● DIRECTIVE:
Of the lines in the listing below, how many hold "Save"? Answer with the number only.

● ENTRIES PROVIDED:
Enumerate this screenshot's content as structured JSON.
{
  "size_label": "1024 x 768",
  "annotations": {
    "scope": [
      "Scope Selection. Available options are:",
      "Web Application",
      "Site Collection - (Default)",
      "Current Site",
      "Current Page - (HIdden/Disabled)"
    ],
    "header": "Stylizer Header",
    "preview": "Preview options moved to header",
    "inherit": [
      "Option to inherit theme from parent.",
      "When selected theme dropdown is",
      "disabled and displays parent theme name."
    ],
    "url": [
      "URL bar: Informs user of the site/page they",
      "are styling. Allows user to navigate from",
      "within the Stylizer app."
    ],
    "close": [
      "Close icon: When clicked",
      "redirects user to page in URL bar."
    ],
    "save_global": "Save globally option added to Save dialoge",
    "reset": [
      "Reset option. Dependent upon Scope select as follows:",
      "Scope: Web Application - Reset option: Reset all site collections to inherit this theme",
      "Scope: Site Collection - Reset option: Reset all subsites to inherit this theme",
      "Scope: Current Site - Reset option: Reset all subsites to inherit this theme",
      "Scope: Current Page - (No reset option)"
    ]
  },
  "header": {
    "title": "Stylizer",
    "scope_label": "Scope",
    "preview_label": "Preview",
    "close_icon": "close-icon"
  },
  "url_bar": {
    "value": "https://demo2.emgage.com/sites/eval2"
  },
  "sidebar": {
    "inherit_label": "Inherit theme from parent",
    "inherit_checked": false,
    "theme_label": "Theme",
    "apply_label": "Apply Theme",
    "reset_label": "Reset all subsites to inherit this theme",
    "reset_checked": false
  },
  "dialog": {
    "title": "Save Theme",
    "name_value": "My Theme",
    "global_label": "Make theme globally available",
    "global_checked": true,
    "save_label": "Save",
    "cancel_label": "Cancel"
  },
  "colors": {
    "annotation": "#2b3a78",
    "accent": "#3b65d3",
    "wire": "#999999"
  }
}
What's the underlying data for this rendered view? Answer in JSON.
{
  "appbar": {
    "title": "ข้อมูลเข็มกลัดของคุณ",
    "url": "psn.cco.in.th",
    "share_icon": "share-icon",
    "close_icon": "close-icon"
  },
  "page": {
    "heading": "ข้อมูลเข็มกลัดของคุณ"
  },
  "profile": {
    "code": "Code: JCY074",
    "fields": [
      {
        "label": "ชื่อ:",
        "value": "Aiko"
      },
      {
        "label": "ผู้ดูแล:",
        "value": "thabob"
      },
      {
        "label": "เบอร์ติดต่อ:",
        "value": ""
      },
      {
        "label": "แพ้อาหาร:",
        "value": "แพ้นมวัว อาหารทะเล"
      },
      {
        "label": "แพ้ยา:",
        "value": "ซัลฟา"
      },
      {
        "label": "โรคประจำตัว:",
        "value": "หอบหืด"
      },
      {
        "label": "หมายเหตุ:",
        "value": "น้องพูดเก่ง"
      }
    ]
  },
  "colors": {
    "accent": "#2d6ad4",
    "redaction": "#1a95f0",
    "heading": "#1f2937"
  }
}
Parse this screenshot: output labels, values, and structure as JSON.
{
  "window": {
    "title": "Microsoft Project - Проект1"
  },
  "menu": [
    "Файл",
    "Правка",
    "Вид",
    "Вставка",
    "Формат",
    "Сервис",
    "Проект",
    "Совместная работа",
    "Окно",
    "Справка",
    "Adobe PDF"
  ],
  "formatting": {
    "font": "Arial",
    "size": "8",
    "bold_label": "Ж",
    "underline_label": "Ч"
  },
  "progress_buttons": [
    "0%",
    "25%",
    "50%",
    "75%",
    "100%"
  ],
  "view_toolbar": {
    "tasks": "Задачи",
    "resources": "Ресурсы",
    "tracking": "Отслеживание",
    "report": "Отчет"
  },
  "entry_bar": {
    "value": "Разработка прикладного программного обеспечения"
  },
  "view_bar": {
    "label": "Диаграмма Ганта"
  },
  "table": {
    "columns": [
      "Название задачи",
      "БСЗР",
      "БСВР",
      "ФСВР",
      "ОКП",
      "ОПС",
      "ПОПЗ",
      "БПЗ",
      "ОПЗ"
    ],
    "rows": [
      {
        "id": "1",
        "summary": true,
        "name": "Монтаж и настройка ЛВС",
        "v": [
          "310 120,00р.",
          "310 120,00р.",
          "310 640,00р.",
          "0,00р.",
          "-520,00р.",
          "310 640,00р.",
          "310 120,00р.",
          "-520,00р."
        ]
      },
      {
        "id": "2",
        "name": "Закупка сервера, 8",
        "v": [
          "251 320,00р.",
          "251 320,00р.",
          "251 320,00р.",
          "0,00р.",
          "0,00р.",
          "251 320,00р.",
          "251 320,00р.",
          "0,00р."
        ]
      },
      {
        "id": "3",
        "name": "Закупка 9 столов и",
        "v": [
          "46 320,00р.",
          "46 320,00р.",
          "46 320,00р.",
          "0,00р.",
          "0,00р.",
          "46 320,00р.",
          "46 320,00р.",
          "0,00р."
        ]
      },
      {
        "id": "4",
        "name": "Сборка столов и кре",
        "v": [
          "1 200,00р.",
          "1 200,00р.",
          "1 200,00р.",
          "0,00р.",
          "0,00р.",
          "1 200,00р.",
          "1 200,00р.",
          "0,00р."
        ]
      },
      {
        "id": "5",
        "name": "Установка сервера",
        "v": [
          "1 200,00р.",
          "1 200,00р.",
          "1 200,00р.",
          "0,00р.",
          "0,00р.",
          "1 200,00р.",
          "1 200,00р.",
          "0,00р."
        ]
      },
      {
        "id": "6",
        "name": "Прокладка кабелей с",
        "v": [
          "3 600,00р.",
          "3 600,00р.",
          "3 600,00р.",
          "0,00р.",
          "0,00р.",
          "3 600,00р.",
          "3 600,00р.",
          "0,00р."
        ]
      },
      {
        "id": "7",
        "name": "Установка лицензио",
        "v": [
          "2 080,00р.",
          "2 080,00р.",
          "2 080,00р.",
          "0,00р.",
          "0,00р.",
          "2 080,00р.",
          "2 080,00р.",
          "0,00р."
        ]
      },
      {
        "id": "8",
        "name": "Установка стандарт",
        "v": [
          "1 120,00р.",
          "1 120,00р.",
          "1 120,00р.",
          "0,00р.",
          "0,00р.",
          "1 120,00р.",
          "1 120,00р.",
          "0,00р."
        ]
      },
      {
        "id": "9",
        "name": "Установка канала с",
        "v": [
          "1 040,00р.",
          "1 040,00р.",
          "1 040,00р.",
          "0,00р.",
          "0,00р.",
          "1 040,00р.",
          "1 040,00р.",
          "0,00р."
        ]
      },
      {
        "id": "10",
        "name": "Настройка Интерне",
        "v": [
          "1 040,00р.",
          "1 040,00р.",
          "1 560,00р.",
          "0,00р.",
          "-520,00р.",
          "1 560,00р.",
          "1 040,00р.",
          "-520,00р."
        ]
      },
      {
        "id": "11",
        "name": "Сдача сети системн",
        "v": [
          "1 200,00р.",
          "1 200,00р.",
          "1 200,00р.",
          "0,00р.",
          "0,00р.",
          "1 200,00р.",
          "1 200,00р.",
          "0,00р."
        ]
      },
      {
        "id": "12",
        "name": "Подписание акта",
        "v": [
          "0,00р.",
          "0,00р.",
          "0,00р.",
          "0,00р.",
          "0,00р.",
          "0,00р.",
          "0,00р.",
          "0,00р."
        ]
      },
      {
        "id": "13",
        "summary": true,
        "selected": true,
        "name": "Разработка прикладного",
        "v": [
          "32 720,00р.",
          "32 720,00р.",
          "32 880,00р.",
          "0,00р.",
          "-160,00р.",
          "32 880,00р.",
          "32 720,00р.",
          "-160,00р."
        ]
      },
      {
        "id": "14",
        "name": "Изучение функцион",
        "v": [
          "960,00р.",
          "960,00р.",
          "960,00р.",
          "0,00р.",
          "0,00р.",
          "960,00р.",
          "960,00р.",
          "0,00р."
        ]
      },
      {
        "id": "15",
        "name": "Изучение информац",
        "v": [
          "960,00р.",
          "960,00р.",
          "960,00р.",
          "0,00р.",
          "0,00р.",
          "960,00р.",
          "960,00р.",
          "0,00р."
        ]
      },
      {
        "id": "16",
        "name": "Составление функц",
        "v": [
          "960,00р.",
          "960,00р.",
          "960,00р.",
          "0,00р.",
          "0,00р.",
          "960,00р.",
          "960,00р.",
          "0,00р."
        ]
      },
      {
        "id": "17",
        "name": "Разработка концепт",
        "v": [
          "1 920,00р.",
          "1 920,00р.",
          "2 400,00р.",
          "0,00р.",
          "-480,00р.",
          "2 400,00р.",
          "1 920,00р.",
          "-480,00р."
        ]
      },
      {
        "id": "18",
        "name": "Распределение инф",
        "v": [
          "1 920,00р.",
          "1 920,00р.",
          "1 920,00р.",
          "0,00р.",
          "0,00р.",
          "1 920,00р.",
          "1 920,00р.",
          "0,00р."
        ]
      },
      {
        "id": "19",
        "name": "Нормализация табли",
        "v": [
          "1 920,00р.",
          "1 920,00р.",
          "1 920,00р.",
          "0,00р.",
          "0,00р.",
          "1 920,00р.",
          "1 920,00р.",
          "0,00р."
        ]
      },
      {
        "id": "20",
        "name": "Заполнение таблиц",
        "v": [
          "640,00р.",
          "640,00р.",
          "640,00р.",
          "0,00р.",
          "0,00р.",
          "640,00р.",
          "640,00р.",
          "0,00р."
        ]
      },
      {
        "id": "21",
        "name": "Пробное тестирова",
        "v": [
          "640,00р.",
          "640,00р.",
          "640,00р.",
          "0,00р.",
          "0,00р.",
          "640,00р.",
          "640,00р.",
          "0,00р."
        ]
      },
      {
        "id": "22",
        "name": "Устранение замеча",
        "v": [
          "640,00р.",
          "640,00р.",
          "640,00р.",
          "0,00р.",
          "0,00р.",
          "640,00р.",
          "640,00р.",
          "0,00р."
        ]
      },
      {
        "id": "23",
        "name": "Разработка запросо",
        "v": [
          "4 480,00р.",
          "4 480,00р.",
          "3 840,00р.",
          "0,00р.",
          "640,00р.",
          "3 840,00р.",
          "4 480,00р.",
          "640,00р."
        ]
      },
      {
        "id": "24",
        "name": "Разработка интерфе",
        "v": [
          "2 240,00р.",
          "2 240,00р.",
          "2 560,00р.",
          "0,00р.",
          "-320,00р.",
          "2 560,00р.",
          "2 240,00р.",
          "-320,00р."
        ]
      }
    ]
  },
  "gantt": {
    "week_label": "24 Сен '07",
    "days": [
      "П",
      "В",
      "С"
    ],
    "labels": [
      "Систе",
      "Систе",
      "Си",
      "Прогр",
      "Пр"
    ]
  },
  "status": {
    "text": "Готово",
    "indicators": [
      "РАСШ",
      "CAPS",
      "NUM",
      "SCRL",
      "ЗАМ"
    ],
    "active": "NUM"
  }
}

● WRITTEN SOLUTION:
3